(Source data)
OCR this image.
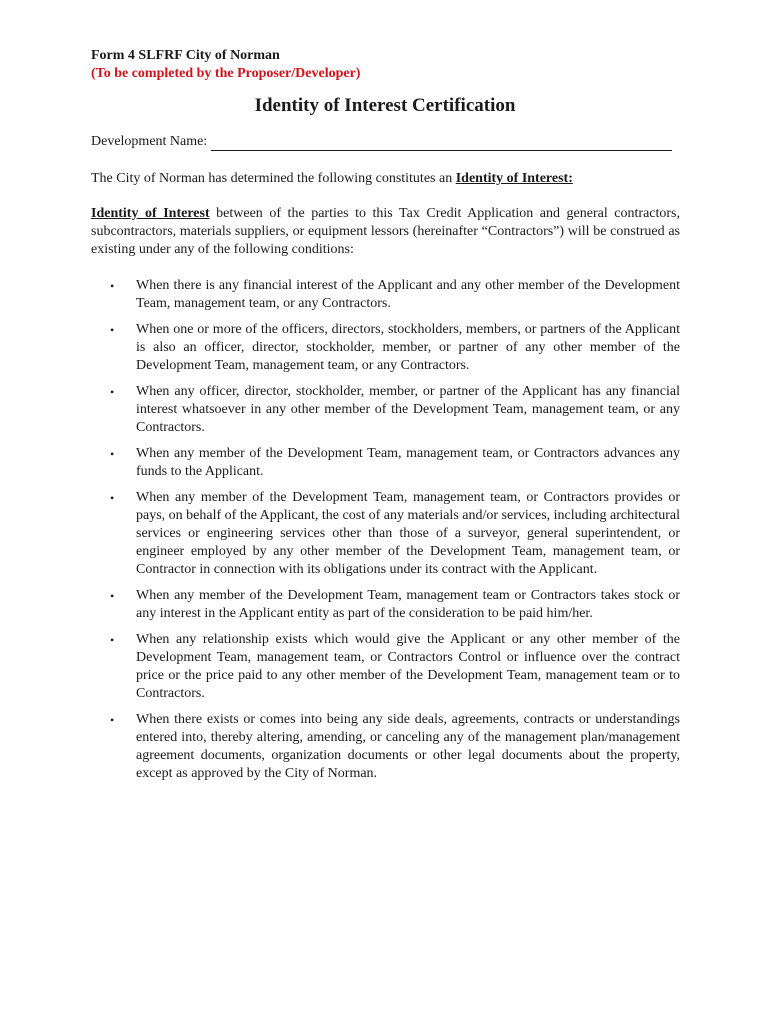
Form 4 SLFRF City of Norman
(To be completed by the Proposer/Developer)
Identity of Interest Certification
Development Name:
The City of Norman has determined the following constitutes an Identity of Interest:
Identity of Interest between of the parties to this Tax Credit Application and general contractors, subcontractors, materials suppliers, or equipment lessors (hereinafter “Contractors”) will be construed as existing under any of the following conditions:
• When there is any financial interest of the Applicant and any other member of the Development Team, management team, or any Contractors.
• When one or more of the officers, directors, stockholders, members, or partners of the Applicant is also an officer, director, stockholder, member, or partner of any other member of the Development Team, management team, or any Contractors.
• When any officer, director, stockholder, member, or partner of the Applicant has any financial interest whatsoever in any other member of the Development Team, management team, or any Contractors.
• When any member of the Development Team, management team, or Contractors advances any funds to the Applicant.
• When any member of the Development Team, management team, or Contractors provides or pays, on behalf of the Applicant, the cost of any materials and/or services, including architectural services or engineering services other than those of a surveyor, general superintendent, or engineer employed by any other member of the Development Team, management team, or Contractor in connection with its obligations under its contract with the Applicant.
• When any member of the Development Team, management team or Contractors takes stock or any interest in the Applicant entity as part of the consideration to be paid him/her.
• When any relationship exists which would give the Applicant or any other member of the Development Team, management team, or Contractors Control or influence over the contract price or the price paid to any other member of the Development Team, management team or to Contractors.
• When there exists or comes into being any side deals, agreements, contracts or understandings entered into, thereby altering, amending, or canceling any of the management plan/management agreement documents, organization documents or other legal documents about the property, except as approved by the City of Norman.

▶ [DIRECTIVE]:
Filter the listing for the word "member" and copy every line that holds it.

▶ [RESPONSE TO THE EXERCISE]:
• When there is any financial interest of the Applicant and any other member of the Development Team, management team, or any Contractors.
• When one or more of the officers, directors, stockholders, members, or partners of the Applicant is also an officer, director, stockholder, member, or partner of any other member of the Development Team, management team, or any Contractors.
• When any officer, director, stockholder, member, or partner of the Applicant has any financial interest whatsoever in any other member of the Development Team, management team, or any Contractors.
• When any member of the Development Team, management team, or Contractors advances any funds to the Applicant.
• When any member of the Development Team, management team, or Contractors provides or pays, on behalf of the Applicant, the cost of any materials and/or services, including architectural services or engineering services other than those of a surveyor, general superintendent, or engineer employed by any other member of the Development Team, management team, or Contractor in connection with its obligations under its contract with the Applicant.
• When any member of the Development Team, management team or Contractors takes stock or any interest in the Applicant entity as part of the consideration to be paid him/her.
• When any relationship exists which would give the Applicant or any other member of the Development Team, management team, or Contractors Control or influence over the contract price or the price paid to any other member of the Development Team, management team or to Contractors.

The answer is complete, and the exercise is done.